#### Problem to solve
Count every line of the material that holds the string "rank". Respond with the total only.
::: Given records
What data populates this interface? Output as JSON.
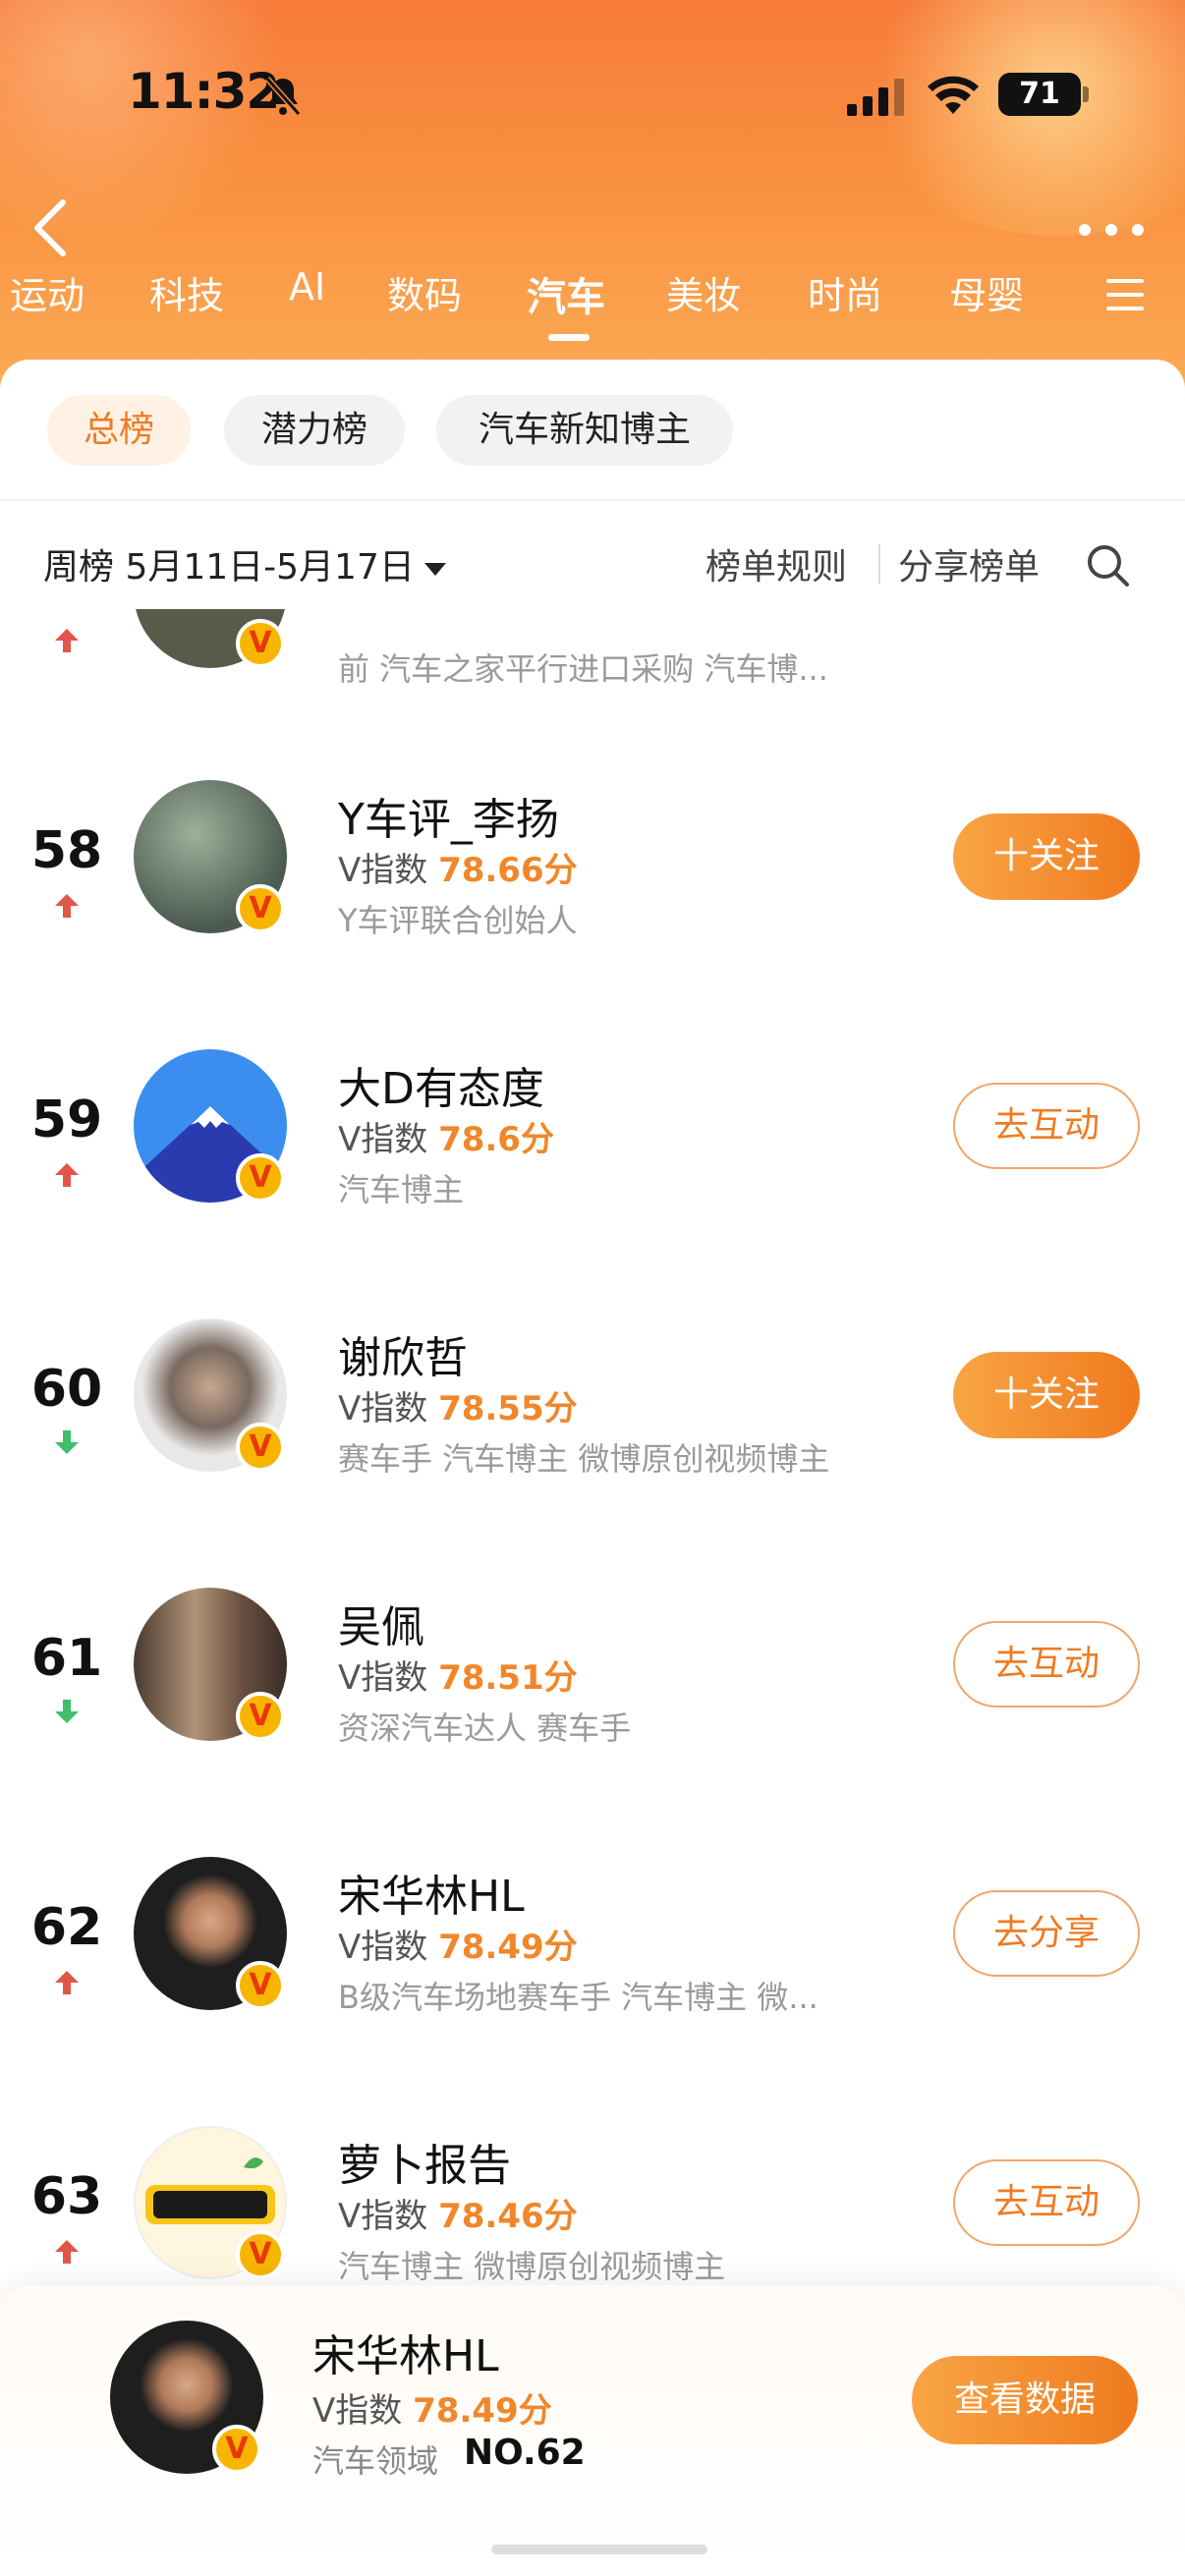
{
  "status_bar": {
    "time": "11:32",
    "battery": "71"
  },
  "categories": [
    "运动",
    "科技",
    "AI",
    "数码",
    "汽车",
    "美妆",
    "时尚",
    "母婴"
  ],
  "active_category": "汽车",
  "sub_tabs": [
    "总榜",
    "潜力榜",
    "汽车新知博主"
  ],
  "filter": {
    "week": "周榜 5月11日-5月17日",
    "rules": "榜单规则",
    "share": "分享榜单"
  },
  "partial_row": {
    "desc": "前 汽车之家平行进口采购 汽车博..."
  },
  "entries": [
    {
      "rank": "58",
      "trend": "up",
      "name": "Y车评_李扬",
      "v_label": "V指数",
      "score": "78.66分",
      "desc": "Y车评联合创始人",
      "button": "十关注",
      "button_style": "solid",
      "avatar_color": "#6a7a70"
    },
    {
      "rank": "59",
      "trend": "up",
      "name": "大D有态度",
      "v_label": "V指数",
      "score": "78.6分",
      "desc": "汽车博主",
      "button": "去互动",
      "button_style": "outline",
      "avatar_color": "#3b8ef0"
    },
    {
      "rank": "60",
      "trend": "down",
      "name": "谢欣哲",
      "v_label": "V指数",
      "score": "78.55分",
      "desc": "赛车手 汽车博主 微博原创视频博主",
      "button": "十关注",
      "button_style": "solid",
      "avatar_color": "#d9d9d9"
    },
    {
      "rank": "61",
      "trend": "down",
      "name": "吴佩",
      "v_label": "V指数",
      "score": "78.51分",
      "desc": "资深汽车达人 赛车手",
      "button": "去互动",
      "button_style": "outline",
      "avatar_color": "#8a7560"
    },
    {
      "rank": "62",
      "trend": "up",
      "name": "宋华林HL",
      "v_label": "V指数",
      "score": "78.49分",
      "desc": "B级汽车场地赛车手 汽车博主 微...",
      "button": "去分享",
      "button_style": "outline",
      "avatar_color": "#1e1e1e"
    },
    {
      "rank": "63",
      "trend": "up",
      "name": "萝卜报告",
      "v_label": "V指数",
      "score": "78.46分",
      "desc": "汽车博主 微博原创视频博主",
      "button": "去互动",
      "button_style": "outline",
      "avatar_color": "#fff6df"
    }
  ],
  "bottom_card": {
    "name": "宋华林HL",
    "v_label": "V指数",
    "score": "78.49分",
    "domain": "汽车领域",
    "rank": "NO.62",
    "button": "查看数据"
  },
  "colors": {
    "accent": "#f07b22",
    "up": "#e0574a",
    "down": "#3fbf6a"
  }
}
::::::
#### Completed task
7